--- start Information given ---

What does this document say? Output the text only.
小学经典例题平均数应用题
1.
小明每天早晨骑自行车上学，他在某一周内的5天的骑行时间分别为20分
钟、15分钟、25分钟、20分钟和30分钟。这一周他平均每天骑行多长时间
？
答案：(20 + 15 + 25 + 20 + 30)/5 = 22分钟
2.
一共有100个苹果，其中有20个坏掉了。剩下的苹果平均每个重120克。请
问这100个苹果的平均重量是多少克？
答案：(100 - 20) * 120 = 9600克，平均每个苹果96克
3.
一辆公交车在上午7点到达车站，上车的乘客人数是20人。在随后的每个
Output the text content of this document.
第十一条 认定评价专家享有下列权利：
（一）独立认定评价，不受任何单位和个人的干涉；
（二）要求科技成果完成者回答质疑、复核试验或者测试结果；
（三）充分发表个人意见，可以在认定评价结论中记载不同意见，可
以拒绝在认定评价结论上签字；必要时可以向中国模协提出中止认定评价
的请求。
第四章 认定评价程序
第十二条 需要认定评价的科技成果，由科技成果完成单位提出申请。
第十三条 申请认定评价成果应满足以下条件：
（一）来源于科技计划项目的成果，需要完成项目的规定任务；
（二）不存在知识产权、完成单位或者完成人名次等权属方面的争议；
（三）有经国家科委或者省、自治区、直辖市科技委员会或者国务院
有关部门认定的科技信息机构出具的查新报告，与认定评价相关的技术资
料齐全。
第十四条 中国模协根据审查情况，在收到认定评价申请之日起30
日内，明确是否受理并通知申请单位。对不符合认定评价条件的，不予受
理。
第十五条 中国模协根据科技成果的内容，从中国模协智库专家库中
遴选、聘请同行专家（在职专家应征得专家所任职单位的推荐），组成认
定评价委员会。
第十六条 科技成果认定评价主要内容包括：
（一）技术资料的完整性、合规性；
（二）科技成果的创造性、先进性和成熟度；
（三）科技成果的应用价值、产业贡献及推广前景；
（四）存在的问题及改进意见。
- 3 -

--- end Information given ---

_Goal_: Copy out all of the data exactly, leaving nothing out.

_Solution to the exercise_:
What does this document say? Output the text only.
小学经典例题平均数应用题
1.
小明每天早晨骑自行车上学，他在某一周内的5天的骑行时间分别为20分
钟、15分钟、25分钟、20分钟和30分钟。这一周他平均每天骑行多长时间
？
答案：(20 + 15 + 25 + 20 + 30)/5 = 22分钟
2.
一共有100个苹果，其中有20个坏掉了。剩下的苹果平均每个重120克。请
问这100个苹果的平均重量是多少克？
答案：(100 - 20) * 120 = 9600克，平均每个苹果96克
3.
一辆公交车在上午7点到达车站，上车的乘客人数是20人。在随后的每个
Output the text content of this document.
第十一条 认定评价专家享有下列权利：
（一）独立认定评价，不受任何单位和个人的干涉；
（二）要求科技成果完成者回答质疑、复核试验或者测试结果；
（三）充分发表个人意见，可以在认定评价结论中记载不同意见，可
以拒绝在认定评价结论上签字；必要时可以向中国模协提出中止认定评价
的请求。
第四章 认定评价程序
第十二条 需要认定评价的科技成果，由科技成果完成单位提出申请。
第十三条 申请认定评价成果应满足以下条件：
（一）来源于科技计划项目的成果，需要完成项目的规定任务；
（二）不存在知识产权、完成单位或者完成人名次等权属方面的争议；
（三）有经国家科委或者省、自治区、直辖市科技委员会或者国务院
有关部门认定的科技信息机构出具的查新报告，与认定评价相关的技术资
料齐全。
第十四条 中国模协根据审查情况，在收到认定评价申请之日起30
日内，明确是否受理并通知申请单位。对不符合认定评价条件的，不予受
理。
第十五条 中国模协根据科技成果的内容，从中国模协智库专家库中
遴选、聘请同行专家（在职专家应征得专家所任职单位的推荐），组成认
定评价委员会。
第十六条 科技成果认定评价主要内容包括：
（一）技术资料的完整性、合规性；
（二）科技成果的创造性、先进性和成熟度；
（三）科技成果的应用价值、产业贡献及推广前景；
（四）存在的问题及改进意见。
- 3 -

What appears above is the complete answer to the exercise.